§ AIM OF THE TASK
Pictures do not belong in the copy; quote every entry below exactly.
***** DATASET EXTRACT
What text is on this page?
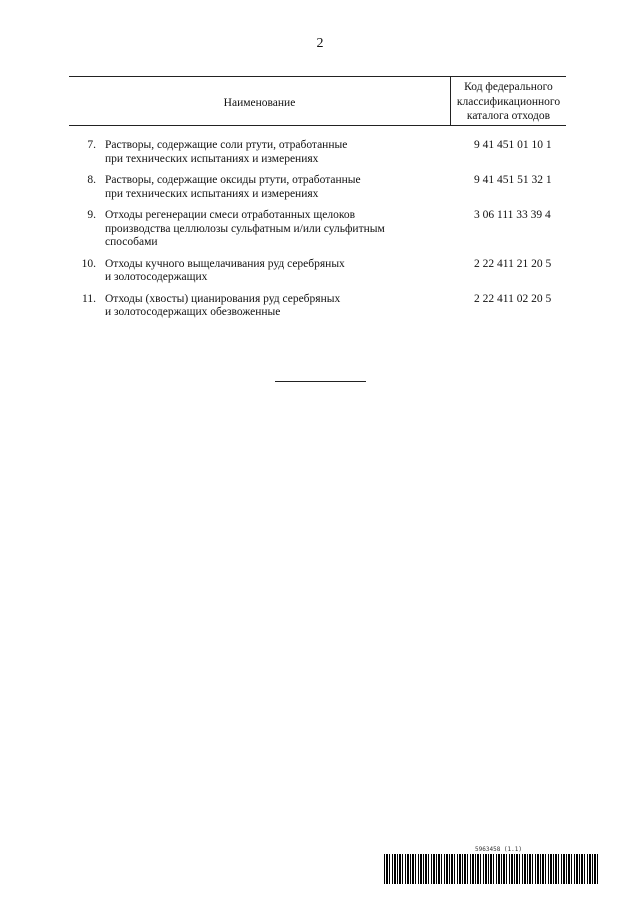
2
Наименование
Код федерального
классификационного
каталога отходов
7. Растворы, содержащие соли ртути, отработанные
при технических испытаниях и измерениях
9 41 451 01 10 1
8. Растворы, содержащие оксиды ртути, отработанные
при технических испытаниях и измерениях
9 41 451 51 32 1
9. Отходы регенерации смеси отработанных щелоков
производства целлюлозы сульфатным и/или сульфитным
способами
3 06 111 33 39 4
10. Отходы кучного выщелачивания руд серебряных
и золотосодержащих
2 22 411 21 20 5
11. Отходы (хвосты) цианирования руд серебряных
и золотосодержащих обезвоженные
2 22 411 02 20 5
5963458 (1.1)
**********
§ CORRECT OUTPUT
What text is on this page?
2
Наименование
Код федерального
классификационного
каталога отходов
7. Растворы, содержащие соли ртути, отработанные
при технических испытаниях и измерениях
9 41 451 01 10 1
8. Растворы, содержащие оксиды ртути, отработанные
при технических испытаниях и измерениях
9 41 451 51 32 1
9. Отходы регенерации смеси отработанных щелоков
производства целлюлозы сульфатным и/или сульфитным
способами
3 06 111 33 39 4
10. Отходы кучного выщелачивания руд серебряных
и золотосодержащих
2 22 411 21 20 5
11. Отходы (хвосты) цианирования руд серебряных
и золотосодержащих обезвоженные
2 22 411 02 20 5
5963458 (1.1)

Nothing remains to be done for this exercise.